**WORK INSTRUCTIONS**: Repeat the whole listing exactly as written.
----- DATA SECTION -----
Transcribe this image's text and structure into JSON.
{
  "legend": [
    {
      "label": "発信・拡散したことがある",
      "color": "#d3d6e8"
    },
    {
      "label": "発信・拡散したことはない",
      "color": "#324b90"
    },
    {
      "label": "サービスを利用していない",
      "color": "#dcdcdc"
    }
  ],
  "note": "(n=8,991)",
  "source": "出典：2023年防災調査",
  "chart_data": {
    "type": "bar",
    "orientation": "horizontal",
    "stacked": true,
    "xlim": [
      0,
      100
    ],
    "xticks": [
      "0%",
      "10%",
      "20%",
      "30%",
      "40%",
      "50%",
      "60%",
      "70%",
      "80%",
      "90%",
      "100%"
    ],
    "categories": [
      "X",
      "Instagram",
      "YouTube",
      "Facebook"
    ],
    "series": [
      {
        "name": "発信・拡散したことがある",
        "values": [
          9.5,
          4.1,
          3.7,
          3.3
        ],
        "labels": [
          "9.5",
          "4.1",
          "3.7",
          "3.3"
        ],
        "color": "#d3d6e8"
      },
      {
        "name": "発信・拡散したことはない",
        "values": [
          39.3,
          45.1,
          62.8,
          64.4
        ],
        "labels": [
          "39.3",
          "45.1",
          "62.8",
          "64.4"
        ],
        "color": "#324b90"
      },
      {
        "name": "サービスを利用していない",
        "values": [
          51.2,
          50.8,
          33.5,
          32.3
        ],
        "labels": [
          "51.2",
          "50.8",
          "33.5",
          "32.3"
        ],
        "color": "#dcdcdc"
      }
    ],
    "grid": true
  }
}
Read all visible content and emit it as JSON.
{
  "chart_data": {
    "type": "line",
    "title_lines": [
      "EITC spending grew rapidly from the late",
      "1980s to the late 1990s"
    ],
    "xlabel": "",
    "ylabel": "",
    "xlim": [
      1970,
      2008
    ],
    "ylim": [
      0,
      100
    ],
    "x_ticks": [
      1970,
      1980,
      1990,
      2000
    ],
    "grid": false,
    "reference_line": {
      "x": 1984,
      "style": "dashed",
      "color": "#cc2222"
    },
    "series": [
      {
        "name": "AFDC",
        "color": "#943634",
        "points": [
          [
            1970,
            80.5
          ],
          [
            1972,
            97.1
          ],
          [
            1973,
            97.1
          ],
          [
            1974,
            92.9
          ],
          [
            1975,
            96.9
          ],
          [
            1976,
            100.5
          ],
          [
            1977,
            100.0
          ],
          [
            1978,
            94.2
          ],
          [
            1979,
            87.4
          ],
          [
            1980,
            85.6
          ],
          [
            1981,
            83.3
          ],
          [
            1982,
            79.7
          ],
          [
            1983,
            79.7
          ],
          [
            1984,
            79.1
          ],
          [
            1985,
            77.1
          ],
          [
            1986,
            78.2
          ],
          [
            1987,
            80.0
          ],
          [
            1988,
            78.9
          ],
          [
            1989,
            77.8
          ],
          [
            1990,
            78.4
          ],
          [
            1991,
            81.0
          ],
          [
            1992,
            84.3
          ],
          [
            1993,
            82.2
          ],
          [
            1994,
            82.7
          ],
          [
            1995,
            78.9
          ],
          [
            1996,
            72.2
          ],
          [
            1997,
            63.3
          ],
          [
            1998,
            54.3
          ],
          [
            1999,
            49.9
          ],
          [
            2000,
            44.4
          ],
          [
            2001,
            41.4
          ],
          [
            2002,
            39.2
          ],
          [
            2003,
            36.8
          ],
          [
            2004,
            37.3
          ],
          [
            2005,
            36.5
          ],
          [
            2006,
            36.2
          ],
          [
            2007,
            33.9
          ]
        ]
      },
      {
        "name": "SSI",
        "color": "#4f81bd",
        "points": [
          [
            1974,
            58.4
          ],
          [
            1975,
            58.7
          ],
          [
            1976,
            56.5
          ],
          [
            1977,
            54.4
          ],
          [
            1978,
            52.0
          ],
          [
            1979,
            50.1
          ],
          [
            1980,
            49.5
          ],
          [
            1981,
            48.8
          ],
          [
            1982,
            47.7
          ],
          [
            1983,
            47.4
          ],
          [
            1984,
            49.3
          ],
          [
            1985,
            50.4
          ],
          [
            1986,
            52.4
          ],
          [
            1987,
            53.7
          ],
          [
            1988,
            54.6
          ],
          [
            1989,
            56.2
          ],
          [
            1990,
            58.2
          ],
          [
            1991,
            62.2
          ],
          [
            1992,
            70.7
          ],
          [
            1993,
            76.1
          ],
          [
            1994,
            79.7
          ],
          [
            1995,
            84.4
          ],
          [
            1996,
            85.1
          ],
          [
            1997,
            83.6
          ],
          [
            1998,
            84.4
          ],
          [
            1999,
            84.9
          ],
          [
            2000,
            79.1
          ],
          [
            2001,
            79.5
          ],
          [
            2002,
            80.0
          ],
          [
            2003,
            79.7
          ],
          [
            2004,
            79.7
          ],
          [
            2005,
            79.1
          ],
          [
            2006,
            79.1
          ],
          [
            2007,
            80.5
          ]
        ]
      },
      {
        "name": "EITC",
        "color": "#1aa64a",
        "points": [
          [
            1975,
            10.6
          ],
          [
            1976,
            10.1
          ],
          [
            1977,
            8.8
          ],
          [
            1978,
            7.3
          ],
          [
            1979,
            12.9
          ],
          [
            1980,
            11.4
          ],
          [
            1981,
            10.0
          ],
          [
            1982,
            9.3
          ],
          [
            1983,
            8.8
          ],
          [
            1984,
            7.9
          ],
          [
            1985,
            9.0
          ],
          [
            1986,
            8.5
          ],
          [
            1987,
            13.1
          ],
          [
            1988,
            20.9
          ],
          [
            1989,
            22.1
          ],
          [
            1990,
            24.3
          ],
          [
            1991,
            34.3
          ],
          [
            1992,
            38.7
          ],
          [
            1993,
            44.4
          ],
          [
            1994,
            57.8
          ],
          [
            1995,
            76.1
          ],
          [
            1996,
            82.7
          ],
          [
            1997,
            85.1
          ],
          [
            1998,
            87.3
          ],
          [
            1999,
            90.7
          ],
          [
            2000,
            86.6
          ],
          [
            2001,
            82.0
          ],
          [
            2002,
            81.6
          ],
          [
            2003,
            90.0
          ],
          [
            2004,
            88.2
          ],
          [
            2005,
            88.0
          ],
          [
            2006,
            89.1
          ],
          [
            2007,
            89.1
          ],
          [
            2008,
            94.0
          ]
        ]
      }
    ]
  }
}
-----
**WRITTEN RESPONSE**:
Transcribe this image's text and structure into JSON.
{
  "legend": [
    {
      "label": "発信・拡散したことがある",
      "color": "#d3d6e8"
    },
    {
      "label": "発信・拡散したことはない",
      "color": "#324b90"
    },
    {
      "label": "サービスを利用していない",
      "color": "#dcdcdc"
    }
  ],
  "note": "(n=8,991)",
  "source": "出典：2023年防災調査",
  "chart_data": {
    "type": "bar",
    "orientation": "horizontal",
    "stacked": true,
    "xlim": [
      0,
      100
    ],
    "xticks": [
      "0%",
      "10%",
      "20%",
      "30%",
      "40%",
      "50%",
      "60%",
      "70%",
      "80%",
      "90%",
      "100%"
    ],
    "categories": [
      "X",
      "Instagram",
      "YouTube",
      "Facebook"
    ],
    "series": [
      {
        "name": "発信・拡散したことがある",
        "values": [
          9.5,
          4.1,
          3.7,
          3.3
        ],
        "labels": [
          "9.5",
          "4.1",
          "3.7",
          "3.3"
        ],
        "color": "#d3d6e8"
      },
      {
        "name": "発信・拡散したことはない",
        "values": [
          39.3,
          45.1,
          62.8,
          64.4
        ],
        "labels": [
          "39.3",
          "45.1",
          "62.8",
          "64.4"
        ],
        "color": "#324b90"
      },
      {
        "name": "サービスを利用していない",
        "values": [
          51.2,
          50.8,
          33.5,
          32.3
        ],
        "labels": [
          "51.2",
          "50.8",
          "33.5",
          "32.3"
        ],
        "color": "#dcdcdc"
      }
    ],
    "grid": true
  }
}
Read all visible content and emit it as JSON.
{
  "chart_data": {
    "type": "line",
    "title_lines": [
      "EITC spending grew rapidly from the late",
      "1980s to the late 1990s"
    ],
    "xlabel": "",
    "ylabel": "",
    "xlim": [
      1970,
      2008
    ],
    "ylim": [
      0,
      100
    ],
    "x_ticks": [
      1970,
      1980,
      1990,
      2000
    ],
    "grid": false,
    "reference_line": {
      "x": 1984,
      "style": "dashed",
      "color": "#cc2222"
    },
    "series": [
      {
        "name": "AFDC",
        "color": "#943634",
        "points": [
          [
            1970,
            80.5
          ],
          [
            1972,
            97.1
          ],
          [
            1973,
            97.1
          ],
          [
            1974,
            92.9
          ],
          [
            1975,
            96.9
          ],
          [
            1976,
            100.5
          ],
          [
            1977,
            100.0
          ],
          [
            1978,
            94.2
          ],
          [
            1979,
            87.4
          ],
          [
            1980,
            85.6
          ],
          [
            1981,
            83.3
          ],
          [
            1982,
            79.7
          ],
          [
            1983,
            79.7
          ],
          [
            1984,
            79.1
          ],
          [
            1985,
            77.1
          ],
          [
            1986,
            78.2
          ],
          [
            1987,
            80.0
          ],
          [
            1988,
            78.9
          ],
          [
            1989,
            77.8
          ],
          [
            1990,
            78.4
          ],
          [
            1991,
            81.0
          ],
          [
            1992,
            84.3
          ],
          [
            1993,
            82.2
          ],
          [
            1994,
            82.7
          ],
          [
            1995,
            78.9
          ],
          [
            1996,
            72.2
          ],
          [
            1997,
            63.3
          ],
          [
            1998,
            54.3
          ],
          [
            1999,
            49.9
          ],
          [
            2000,
            44.4
          ],
          [
            2001,
            41.4
          ],
          [
            2002,
            39.2
          ],
          [
            2003,
            36.8
          ],
          [
            2004,
            37.3
          ],
          [
            2005,
            36.5
          ],
          [
            2006,
            36.2
          ],
          [
            2007,
            33.9
          ]
        ]
      },
      {
        "name": "SSI",
        "color": "#4f81bd",
        "points": [
          [
            1974,
            58.4
          ],
          [
            1975,
            58.7
          ],
          [
            1976,
            56.5
          ],
          [
            1977,
            54.4
          ],
          [
            1978,
            52.0
          ],
          [
            1979,
            50.1
          ],
          [
            1980,
            49.5
          ],
          [
            1981,
            48.8
          ],
          [
            1982,
            47.7
          ],
          [
            1983,
            47.4
          ],
          [
            1984,
            49.3
          ],
          [
            1985,
            50.4
          ],
          [
            1986,
            52.4
          ],
          [
            1987,
            53.7
          ],
          [
            1988,
            54.6
          ],
          [
            1989,
            56.2
          ],
          [
            1990,
            58.2
          ],
          [
            1991,
            62.2
          ],
          [
            1992,
            70.7
          ],
          [
            1993,
            76.1
          ],
          [
            1994,
            79.7
          ],
          [
            1995,
            84.4
          ],
          [
            1996,
            85.1
          ],
          [
            1997,
            83.6
          ],
          [
            1998,
            84.4
          ],
          [
            1999,
            84.9
          ],
          [
            2000,
            79.1
          ],
          [
            2001,
            79.5
          ],
          [
            2002,
            80.0
          ],
          [
            2003,
            79.7
          ],
          [
            2004,
            79.7
          ],
          [
            2005,
            79.1
          ],
          [
            2006,
            79.1
          ],
          [
            2007,
            80.5
          ]
        ]
      },
      {
        "name": "EITC",
        "color": "#1aa64a",
        "points": [
          [
            1975,
            10.6
          ],
          [
            1976,
            10.1
          ],
          [
            1977,
            8.8
          ],
          [
            1978,
            7.3
          ],
          [
            1979,
            12.9
          ],
          [
            1980,
            11.4
          ],
          [
            1981,
            10.0
          ],
          [
            1982,
            9.3
          ],
          [
            1983,
            8.8
          ],
          [
            1984,
            7.9
          ],
          [
            1985,
            9.0
          ],
          [
            1986,
            8.5
          ],
          [
            1987,
            13.1
          ],
          [
            1988,
            20.9
          ],
          [
            1989,
            22.1
          ],
          [
            1990,
            24.3
          ],
          [
            1991,
            34.3
          ],
          [
            1992,
            38.7
          ],
          [
            1993,
            44.4
          ],
          [
            1994,
            57.8
          ],
          [
            1995,
            76.1
          ],
          [
            1996,
            82.7
          ],
          [
            1997,
            85.1
          ],
          [
            1998,
            87.3
          ],
          [
            1999,
            90.7
          ],
          [
            2000,
            86.6
          ],
          [
            2001,
            82.0
          ],
          [
            2002,
            81.6
          ],
          [
            2003,
            90.0
          ],
          [
            2004,
            88.2
          ],
          [
            2005,
            88.0
          ],
          [
            2006,
            89.1
          ],
          [
            2007,
            89.1
          ],
          [
            2008,
            94.0
          ]
        ]
      }
    ]
  }
}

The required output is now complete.